## SOURCE DOCUMENT

★ ★ ★ ★

35 Ways Motörhead Embodies Everything Heavy Metal

Celebrate the 35th anniversary of "Ace of Spades" with the ultimate aces of metal.

On November 8, 1980, Motörhead unleashed Ace of Spades and never again would any single aspect of existence—heavy metal or otherwise—be quite the same.

Ace of Spades was metal and it was punk; it kicked the New Wave of British Heavy Metal into hyper-drive and it forecasted thrash; it was, in short, the be-all, end-all of rock-and-roll, and, at the same time, it blasted through to all manner of new beginnings.

Bassist and vocalist Lemmy Kilmister, guitarist “Fast” Eddie Clarke, and drummer Phil “Philthy Animal” Taylor had previously released Motörhead (1977), Overkill (1979), and Bomber (1979) in Europe and had become stars in their native England. Ace of Spades broke the band in North America and, from there, the universe.

★ ★ ★ ★

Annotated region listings
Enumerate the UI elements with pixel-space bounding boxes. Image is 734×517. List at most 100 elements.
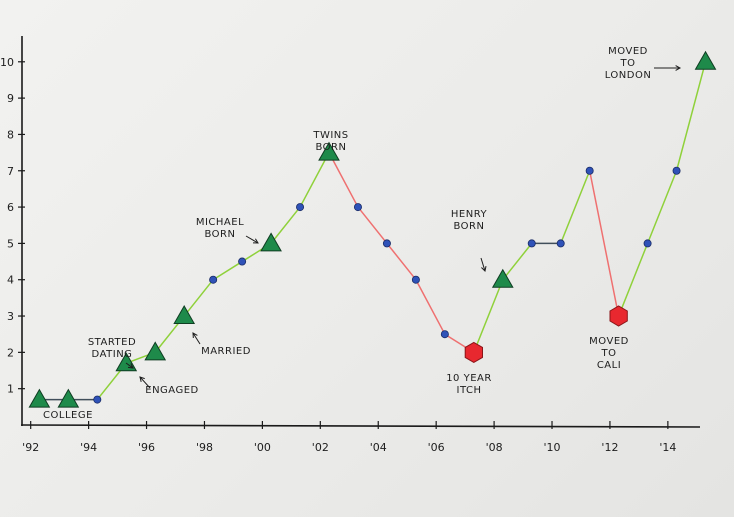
annotation-arrow bbox=[139, 376, 151, 389]
y-tick-label: 2 bbox=[7, 346, 14, 359]
x-axis-line bbox=[20, 424, 701, 428]
hexagon-marker bbox=[609, 305, 628, 327]
triangle-marker bbox=[144, 341, 167, 361]
y-tick-label: 5 bbox=[7, 237, 14, 250]
segment-down bbox=[415, 278, 446, 335]
annotation-moved-to-cali: MOVED TO CALI bbox=[589, 336, 629, 371]
annotation-married: MARRIED bbox=[201, 346, 251, 357]
segment-down bbox=[357, 206, 388, 245]
annotation-line: BORN bbox=[205, 229, 236, 240]
annotation-line: ITCH bbox=[457, 385, 482, 396]
dot-marker bbox=[382, 239, 391, 248]
triangle-marker bbox=[260, 232, 282, 252]
annotation-arrowhead bbox=[252, 238, 259, 244]
triangle-marker bbox=[318, 141, 340, 161]
annotation-college: COLLEGE bbox=[43, 410, 93, 421]
annotation-line: HENRY bbox=[451, 209, 488, 220]
segment-down bbox=[328, 151, 359, 208]
annotation-line: 10 YEAR bbox=[446, 373, 492, 384]
segment-up bbox=[502, 242, 533, 281]
dot-marker bbox=[585, 166, 594, 175]
x-tick-label: '98 bbox=[196, 441, 213, 454]
annotation-arrow bbox=[125, 362, 134, 369]
annotation-henry-born: HENRY BORN bbox=[451, 209, 488, 232]
markers bbox=[28, 50, 717, 408]
segment-up bbox=[183, 278, 214, 317]
annotation-line: BORN bbox=[316, 142, 347, 153]
segment-up bbox=[270, 206, 301, 245]
dot-marker bbox=[643, 239, 652, 248]
y-tick-label: 10 bbox=[0, 56, 14, 69]
annotation-line: CALI bbox=[597, 360, 621, 371]
annotation-line: BORN bbox=[454, 221, 485, 232]
annotation-arrowhead bbox=[675, 65, 682, 71]
annotation-arrowhead bbox=[139, 376, 145, 382]
segment-down bbox=[386, 242, 417, 281]
annotations: COLLEGE STARTED DATING ENGAGED MARRIED MICHAE… bbox=[43, 46, 682, 421]
segment-up bbox=[212, 260, 243, 281]
annotation-ten-year-itch: 10 YEAR ITCH bbox=[446, 373, 492, 396]
annotation-line: MOVED bbox=[608, 46, 648, 57]
annotation-arrowhead bbox=[127, 363, 134, 369]
x-tick-label: '06 bbox=[428, 441, 445, 454]
triangle-marker bbox=[491, 268, 514, 288]
x-tick-label: '92 bbox=[22, 441, 39, 454]
annotation-arrowhead bbox=[192, 332, 198, 339]
y-tick-label: 6 bbox=[7, 201, 14, 214]
annotation-line: LONDON bbox=[605, 70, 652, 81]
annotation-started-dating: STARTED DATING bbox=[88, 337, 136, 360]
x-tick-label: '10 bbox=[544, 441, 561, 454]
segment-up bbox=[299, 151, 330, 208]
annotation-line: MICHAEL bbox=[196, 217, 244, 228]
dot-marker bbox=[556, 239, 565, 248]
segment-up bbox=[559, 170, 591, 245]
y-tick-label: 3 bbox=[7, 310, 14, 323]
annotation-line: STARTED bbox=[88, 337, 136, 348]
annotation-line: DATING bbox=[92, 349, 133, 360]
x-tick-label: '14 bbox=[659, 441, 676, 454]
annotation-line: ENGAGED bbox=[145, 385, 198, 396]
triangle-marker bbox=[28, 388, 51, 408]
annotation-line: MARRIED bbox=[201, 346, 251, 357]
annotation-moved-to-london: MOVED TO LONDON bbox=[605, 46, 652, 81]
hexagon-marker bbox=[464, 341, 483, 363]
x-tick-label: '02 bbox=[312, 441, 329, 454]
x-tick-label: '94 bbox=[80, 441, 97, 454]
dot-marker bbox=[411, 275, 420, 284]
x-tick-label: '04 bbox=[370, 441, 387, 454]
dot-marker bbox=[296, 203, 305, 212]
axes: 1 2 3 4 5 6 7 8 9 10 '92 '94 '96 '98 '00 '02 '04 '06 '08 '1… bbox=[0, 36, 701, 454]
annotation-arrowhead bbox=[481, 266, 487, 272]
annotation-arrow bbox=[245, 235, 259, 244]
annotation-line: TO bbox=[620, 58, 636, 69]
annotation-twins-born: TWINS BORN bbox=[312, 130, 348, 153]
annotation-michael-born: MICHAEL BORN bbox=[196, 217, 244, 240]
y-tick-label: 9 bbox=[7, 92, 14, 105]
x-tick-label: '08 bbox=[486, 441, 503, 454]
dot-marker bbox=[93, 395, 102, 404]
y-tick-label: 1 bbox=[7, 383, 14, 396]
segment-up bbox=[646, 170, 678, 245]
annotation-arrow bbox=[192, 332, 201, 345]
y-tick-label: 8 bbox=[7, 128, 14, 141]
dot-marker bbox=[672, 166, 681, 175]
dot-marker bbox=[527, 239, 536, 248]
dot-marker bbox=[353, 203, 362, 212]
annotation-line: MOVED bbox=[589, 336, 629, 347]
x-tick-label: '12 bbox=[601, 441, 618, 454]
annotation-arrow bbox=[480, 257, 486, 272]
dot-marker bbox=[238, 257, 247, 266]
segment-up bbox=[473, 278, 504, 354]
y-tick-label: 7 bbox=[7, 165, 14, 178]
x-tick-label: '00 bbox=[254, 441, 271, 454]
triangle-marker bbox=[173, 305, 196, 325]
y-tick-label: 4 bbox=[7, 274, 14, 287]
segment-up bbox=[617, 242, 649, 317]
x-tick-label: '96 bbox=[138, 441, 155, 454]
annotation-line: TO bbox=[601, 348, 617, 359]
annotation-line: COLLEGE bbox=[43, 410, 93, 421]
segment-down bbox=[588, 170, 620, 317]
dot-marker bbox=[440, 330, 449, 339]
segment-up bbox=[675, 61, 707, 172]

★ ★ ★ ★

## WORK TO COMPLETE
Return everything in the Motörhead piece from "Celebrate the 35th" down to "there, the universe.".

## RESULT OF THE EXERCISE
Celebrate the 35th anniversary of "Ace of Spades" with the ultimate aces of metal.

On November 8, 1980, Motörhead unleashed Ace of Spades and never again would any single aspect of existence—heavy metal or otherwise—be quite the same.

Ace of Spades was metal and it was punk; it kicked the New Wave of British Heavy Metal into hyper-drive and it forecasted thrash; it was, in short, the be-all, end-all of rock-and-roll, and, at the same time, it blasted through to all manner of new beginnings.

Bassist and vocalist Lemmy Kilmister, guitarist “Fast” Eddie Clarke, and drummer Phil “Philthy Animal” Taylor had previously released Motörhead (1977), Overkill (1979), and Bomber (1979) in Europe and had become stars in their native England. Ace of Spades broke the band in North America and, from there, the universe.